**Given records:**
>>>
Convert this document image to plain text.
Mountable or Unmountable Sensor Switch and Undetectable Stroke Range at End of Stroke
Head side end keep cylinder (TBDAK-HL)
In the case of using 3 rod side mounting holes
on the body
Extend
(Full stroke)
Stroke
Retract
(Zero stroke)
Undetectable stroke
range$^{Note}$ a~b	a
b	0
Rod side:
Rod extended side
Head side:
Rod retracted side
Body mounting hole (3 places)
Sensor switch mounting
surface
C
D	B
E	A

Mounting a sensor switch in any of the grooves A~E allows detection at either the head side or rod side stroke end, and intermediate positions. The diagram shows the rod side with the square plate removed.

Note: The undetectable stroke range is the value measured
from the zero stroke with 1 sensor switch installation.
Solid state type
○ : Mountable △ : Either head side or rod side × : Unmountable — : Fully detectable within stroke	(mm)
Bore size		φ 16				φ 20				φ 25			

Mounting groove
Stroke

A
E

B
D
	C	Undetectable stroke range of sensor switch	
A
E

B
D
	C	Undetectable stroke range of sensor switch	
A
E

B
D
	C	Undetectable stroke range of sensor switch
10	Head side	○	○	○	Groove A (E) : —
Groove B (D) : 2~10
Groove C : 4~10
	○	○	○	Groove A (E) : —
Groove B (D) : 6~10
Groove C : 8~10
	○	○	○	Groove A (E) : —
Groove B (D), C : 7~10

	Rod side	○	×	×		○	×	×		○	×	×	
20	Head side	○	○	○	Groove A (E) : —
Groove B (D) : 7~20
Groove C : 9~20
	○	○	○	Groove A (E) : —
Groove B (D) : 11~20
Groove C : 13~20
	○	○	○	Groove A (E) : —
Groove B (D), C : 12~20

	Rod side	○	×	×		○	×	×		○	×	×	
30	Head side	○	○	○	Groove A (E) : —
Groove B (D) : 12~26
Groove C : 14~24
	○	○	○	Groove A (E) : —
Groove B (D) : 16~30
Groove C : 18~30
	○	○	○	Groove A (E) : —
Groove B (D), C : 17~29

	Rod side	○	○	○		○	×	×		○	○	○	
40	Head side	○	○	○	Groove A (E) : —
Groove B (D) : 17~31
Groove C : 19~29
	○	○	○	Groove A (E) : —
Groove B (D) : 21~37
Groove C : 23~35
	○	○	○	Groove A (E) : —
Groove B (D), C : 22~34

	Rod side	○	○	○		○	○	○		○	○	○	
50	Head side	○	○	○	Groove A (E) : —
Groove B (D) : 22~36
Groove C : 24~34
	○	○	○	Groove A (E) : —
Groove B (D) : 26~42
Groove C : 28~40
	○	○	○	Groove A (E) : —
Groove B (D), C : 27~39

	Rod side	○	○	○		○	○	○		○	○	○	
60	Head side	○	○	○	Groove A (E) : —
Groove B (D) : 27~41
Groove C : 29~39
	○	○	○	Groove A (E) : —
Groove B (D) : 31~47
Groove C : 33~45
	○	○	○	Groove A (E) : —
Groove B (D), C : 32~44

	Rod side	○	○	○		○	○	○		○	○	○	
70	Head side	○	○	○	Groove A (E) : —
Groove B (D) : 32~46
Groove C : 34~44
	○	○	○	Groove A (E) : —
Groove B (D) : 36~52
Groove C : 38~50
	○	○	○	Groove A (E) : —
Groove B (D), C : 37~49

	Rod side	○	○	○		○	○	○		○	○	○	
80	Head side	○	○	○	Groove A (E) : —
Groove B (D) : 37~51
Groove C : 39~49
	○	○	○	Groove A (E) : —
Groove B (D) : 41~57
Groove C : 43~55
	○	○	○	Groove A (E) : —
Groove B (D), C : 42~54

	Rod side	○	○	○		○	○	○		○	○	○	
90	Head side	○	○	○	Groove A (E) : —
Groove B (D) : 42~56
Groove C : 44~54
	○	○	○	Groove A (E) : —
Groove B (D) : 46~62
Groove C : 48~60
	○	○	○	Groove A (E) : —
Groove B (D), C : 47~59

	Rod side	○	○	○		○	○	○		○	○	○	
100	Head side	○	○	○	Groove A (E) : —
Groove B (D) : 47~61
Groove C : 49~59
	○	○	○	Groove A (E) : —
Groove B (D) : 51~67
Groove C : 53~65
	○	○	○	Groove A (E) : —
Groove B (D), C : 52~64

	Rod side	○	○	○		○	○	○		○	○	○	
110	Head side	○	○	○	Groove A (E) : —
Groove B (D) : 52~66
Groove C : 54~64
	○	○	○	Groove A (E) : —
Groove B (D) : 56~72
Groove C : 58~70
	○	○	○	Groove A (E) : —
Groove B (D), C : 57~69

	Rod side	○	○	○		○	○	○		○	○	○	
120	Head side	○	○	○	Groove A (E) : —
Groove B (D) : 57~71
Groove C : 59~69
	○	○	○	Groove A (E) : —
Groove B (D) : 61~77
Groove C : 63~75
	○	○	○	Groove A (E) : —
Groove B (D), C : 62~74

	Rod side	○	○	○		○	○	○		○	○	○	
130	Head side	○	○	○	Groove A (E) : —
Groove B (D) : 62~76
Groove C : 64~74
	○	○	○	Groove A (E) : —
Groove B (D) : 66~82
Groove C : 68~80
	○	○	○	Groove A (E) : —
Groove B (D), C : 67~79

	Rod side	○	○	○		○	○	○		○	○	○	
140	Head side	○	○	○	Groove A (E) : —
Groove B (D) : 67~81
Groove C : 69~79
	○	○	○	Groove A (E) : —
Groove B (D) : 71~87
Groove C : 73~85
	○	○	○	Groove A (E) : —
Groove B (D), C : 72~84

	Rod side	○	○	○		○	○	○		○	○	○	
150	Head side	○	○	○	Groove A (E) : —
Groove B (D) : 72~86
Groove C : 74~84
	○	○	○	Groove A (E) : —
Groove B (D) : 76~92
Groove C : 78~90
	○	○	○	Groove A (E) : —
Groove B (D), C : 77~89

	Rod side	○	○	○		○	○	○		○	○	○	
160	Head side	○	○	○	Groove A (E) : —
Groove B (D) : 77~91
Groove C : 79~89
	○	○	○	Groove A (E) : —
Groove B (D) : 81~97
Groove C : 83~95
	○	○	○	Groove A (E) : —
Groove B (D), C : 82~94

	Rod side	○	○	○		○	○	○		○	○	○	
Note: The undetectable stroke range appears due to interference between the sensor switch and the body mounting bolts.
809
<<<
**What is expected:** From the data, list each line in which the string "Unmountable" appears.

**Task solution:**
Mountable or Unmountable Sensor Switch and Undetectable Stroke Range at End of Stroke
○ : Mountable △ : Either head side or rod side × : Unmountable — : Fully detectable within stroke	(mm)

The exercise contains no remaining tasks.